## Text provided

================

Once upon a time, in my younger days, I liked this.  Watching them squirm, watching them beg, watching them ask to come back after they had so resolutely walked out the door was gratifying.  But things are different now.  It’s not that I’m not still a bitch.  I certainly can be.  But at thirty, my perspectives have changed a bit.  I look back on things, I understand why they work and why they don’t, I know what I need out of another person, I understand that people fundamentally do not change (because how many times have people tried to change me only to fail?), and that this game of cutting me loose and then coming back at a later date is a waste of time.  You don’t suddenly wake up one morning and find yourself compatible with someone you weren’t compatible with the day before.

 

However, I’ve also realized that, at least in my case, no matter how clean a breakup, there’s always some residual.  They want to talk.  They want to sleep with me.  They want to be with me.  They want to reminisce (and for what purpose I cannot even begin to imagine).  This “residual” has become a way of life, and I’ve learned to accept it.  I’ve learned to be cordial.  I’ve learned to keep them at arm’s length.  And when I’m single, it works out well.  It doesn’t affect anyone but me, there is nothing really to contaminate by tolerating it.  Sometimes there’s the occasional, “Huh” moment when I realize that I hadn’t thought of this person in years.  But for the most part, it’s just entertainment.  Amusement.  A break from the norm.

================

## Excerpted records
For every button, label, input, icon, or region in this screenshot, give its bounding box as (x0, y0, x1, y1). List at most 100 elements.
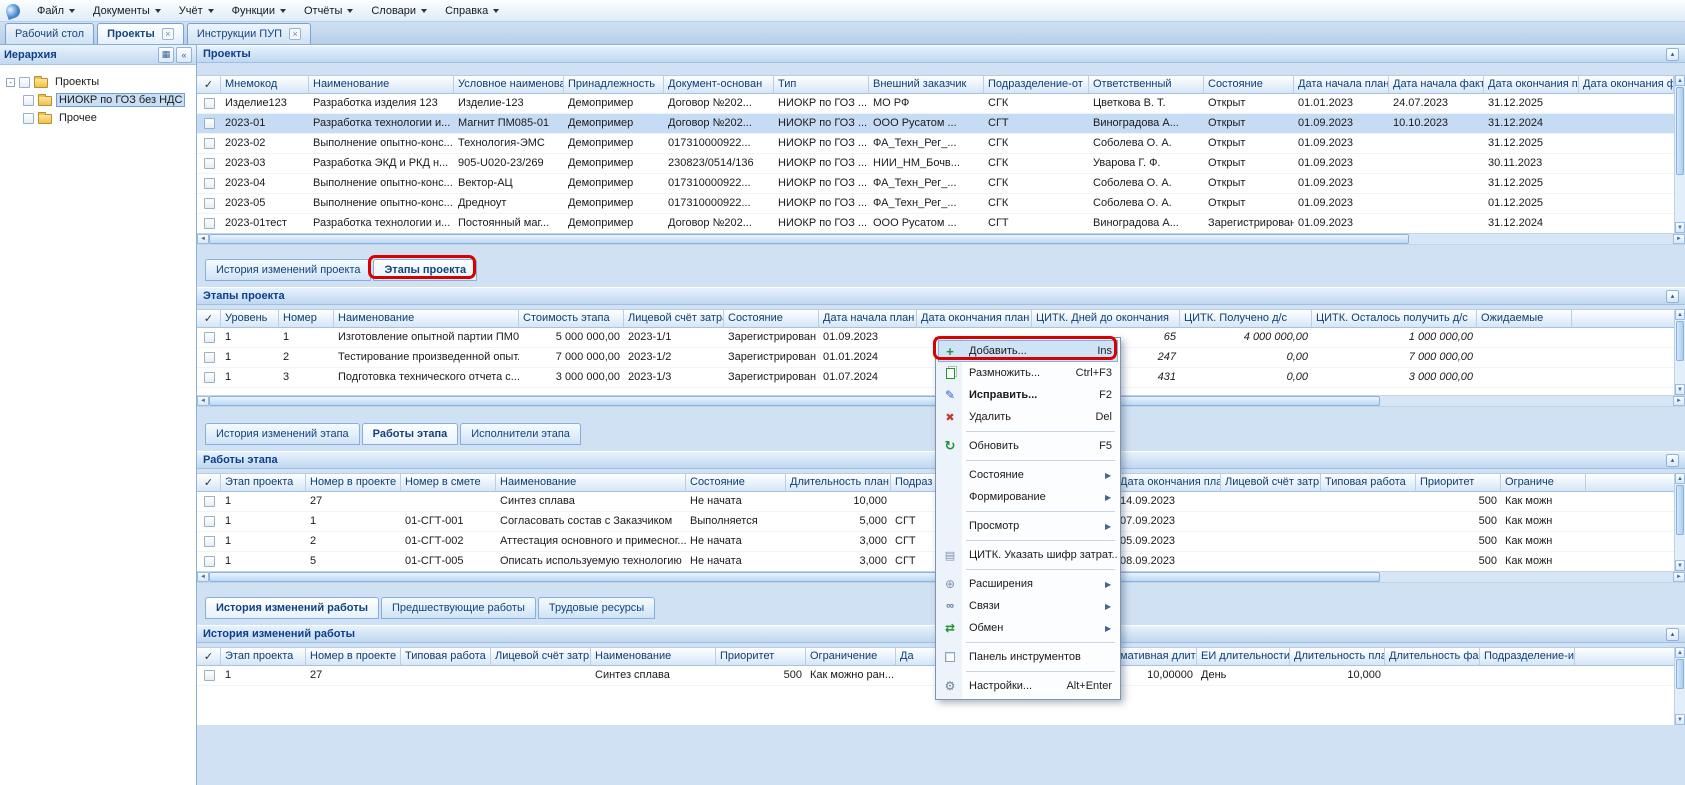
column-header[interactable]: Принадлежность (564, 76, 664, 94)
table-row[interactable]: 2023-05Выполнение опытно-конс...Дредноут… (197, 194, 1674, 214)
collapse-panel-icon[interactable]: ▴ (1666, 48, 1679, 61)
table-row[interactable]: 2023-02Выполнение опытно-конс...Технолог… (197, 134, 1674, 154)
menu-item[interactable]: ⚙Настройки...Alt+Enter (938, 675, 1118, 697)
select-all-header[interactable]: ✓ (197, 310, 221, 328)
subtab[interactable]: Этапы проекта (373, 259, 477, 281)
column-header[interactable]: Номер в проекте (306, 648, 401, 666)
menubar-item[interactable]: Документы (84, 2, 170, 20)
column-header[interactable]: Номер в проекте (306, 474, 401, 492)
column-header[interactable]: Этап проекта (221, 648, 306, 666)
column-header[interactable]: Дата начала план (819, 310, 917, 328)
scrollbar-track[interactable] (1675, 320, 1685, 384)
vertical-scrollbar[interactable]: ▲▼ (1674, 309, 1685, 395)
column-header[interactable]: Дата окончания пл (1484, 76, 1579, 94)
menu-item[interactable]: ▤ЦИТК. Указать шифр затрат... (938, 544, 1118, 566)
vertical-scrollbar[interactable]: ▲▼ (1674, 473, 1685, 571)
scrollbar-track[interactable] (1675, 484, 1685, 560)
column-header[interactable]: Ответственный (1089, 76, 1204, 94)
row-checkbox[interactable] (204, 198, 215, 209)
menubar-item[interactable]: Файл (28, 2, 84, 20)
row-checkbox[interactable] (204, 556, 215, 567)
row-checkbox[interactable] (204, 536, 215, 547)
row-select-cell[interactable] (197, 328, 221, 347)
menubar-item[interactable]: Словари (362, 2, 436, 20)
column-header[interactable]: Типовая работа (401, 648, 491, 666)
scroll-up-icon[interactable]: ▲ (1675, 309, 1685, 320)
menu-item[interactable]: Просмотр▶ (938, 515, 1118, 537)
column-header[interactable]: Наименование (309, 76, 454, 94)
collapse-panel-icon[interactable]: ▴ (1666, 290, 1679, 303)
column-header[interactable]: Ожидаемые (1477, 310, 1572, 328)
row-select-cell[interactable] (197, 114, 221, 133)
column-header[interactable]: Длительность план▼ (786, 474, 891, 492)
hierarchy-view-icon[interactable]: ▦ (158, 47, 174, 63)
menu-item[interactable]: ↻ОбновитьF5 (938, 435, 1118, 457)
scroll-up-icon[interactable]: ▲ (1675, 647, 1685, 658)
row-select-cell[interactable] (197, 492, 221, 511)
scroll-up-icon[interactable]: ▲ (1675, 75, 1685, 86)
window-tab[interactable]: Рабочий стол (5, 23, 94, 44)
horizontal-scrollbar[interactable]: ◄► (197, 233, 1685, 245)
column-header[interactable]: Уровень (221, 310, 279, 328)
scrollbar-thumb[interactable] (1676, 659, 1684, 689)
column-header[interactable]: Длительность фак (1385, 648, 1480, 666)
row-select-cell[interactable] (197, 94, 221, 113)
row-checkbox[interactable] (204, 496, 215, 507)
tree-node[interactable]: Прочее (3, 109, 193, 127)
scrollbar-track[interactable] (1675, 86, 1685, 222)
row-checkbox[interactable] (204, 118, 215, 129)
select-all-header[interactable]: ✓ (197, 474, 221, 492)
column-header[interactable]: Дата начала план (1294, 76, 1389, 94)
collapse-panel-icon[interactable]: ▴ (1666, 628, 1679, 641)
menu-item[interactable]: Размножить...Ctrl+F3 (938, 362, 1118, 384)
subtab[interactable]: История изменений проекта (205, 259, 371, 281)
column-header[interactable]: Типовая работа (1321, 474, 1416, 492)
window-tab[interactable]: Инструкции ПУП× (187, 23, 311, 44)
scrollbar-thumb[interactable] (209, 234, 1409, 244)
collapse-panel-icon[interactable]: ▴ (1666, 454, 1679, 467)
menubar-item[interactable]: Учёт (170, 2, 223, 20)
column-header[interactable]: Дата окончания ф (1579, 76, 1674, 94)
vertical-scrollbar[interactable]: ▲▼ (1674, 75, 1685, 233)
row-select-cell[interactable] (197, 368, 221, 387)
menu-item[interactable]: ✖УдалитьDel (938, 406, 1118, 428)
column-header[interactable]: мативная длит (1116, 648, 1197, 666)
subtab[interactable]: Исполнители этапа (460, 423, 581, 445)
scrollbar-track[interactable] (1675, 658, 1685, 714)
column-header[interactable]: Лицевой счёт затр (491, 648, 591, 666)
scroll-right-icon[interactable]: ► (1673, 234, 1685, 244)
column-header[interactable]: Дата окончания план (917, 310, 1032, 328)
row-select-cell[interactable] (197, 194, 221, 213)
table-row[interactable]: 2023-01тестРазработка технологии и...Пос… (197, 214, 1674, 233)
row-select-cell[interactable] (197, 134, 221, 153)
column-header[interactable]: Документ-основан (664, 76, 774, 94)
subtab[interactable]: Предшествующие работы (381, 597, 536, 619)
scrollbar-thumb[interactable] (1676, 485, 1684, 535)
column-header[interactable]: Состояние (1204, 76, 1294, 94)
tree-expander-icon[interactable]: - (6, 78, 15, 87)
row-checkbox[interactable] (204, 670, 215, 681)
scrollbar-track[interactable] (209, 234, 1673, 244)
column-header[interactable]: Приоритет (1416, 474, 1501, 492)
scroll-down-icon[interactable]: ▼ (1675, 560, 1685, 571)
row-checkbox[interactable] (204, 352, 215, 363)
scroll-down-icon[interactable]: ▼ (1675, 384, 1685, 395)
column-header[interactable]: ЦИТК. Дней до окончания (1032, 310, 1180, 328)
subtab[interactable]: История изменений этапа (205, 423, 360, 445)
scrollbar-thumb[interactable] (209, 396, 1380, 406)
row-select-cell[interactable] (197, 532, 221, 551)
row-checkbox[interactable] (204, 178, 215, 189)
menu-item[interactable]: ∞Связи▶ (938, 595, 1118, 617)
column-header[interactable]: Тип (774, 76, 869, 94)
column-header[interactable]: ЕИ длительности (1197, 648, 1290, 666)
scroll-right-icon[interactable]: ► (1673, 572, 1685, 582)
column-header[interactable]: Лицевой счёт затр (1221, 474, 1321, 492)
column-header[interactable]: Наименование (591, 648, 716, 666)
column-header[interactable]: Длительность пла (1290, 648, 1385, 666)
menu-item[interactable]: Формирование▶ (938, 486, 1118, 508)
scrollbar-thumb[interactable] (1676, 321, 1684, 361)
menu-item[interactable]: Панель инструментов (938, 646, 1118, 668)
column-header[interactable]: Подразделение-ис (1480, 648, 1575, 666)
tree-node[interactable]: -Проекты (3, 73, 193, 91)
column-header[interactable]: Номер (279, 310, 334, 328)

================

## Objectives
1. Translate this sentence from the text about past breakups into Spanish: "You don’t suddenly wake up one morning and find yourself compatible with someone you weren’t compatible with the day before."
2. In the text about past breakups, at what age does the writer say their perspectives have changed a bit?

## Answers for the tasks
1. No te despiertas de repente una mañana y descubres que eres compatible con alguien con quien no eras compatible el día anterior.

2. At thirty.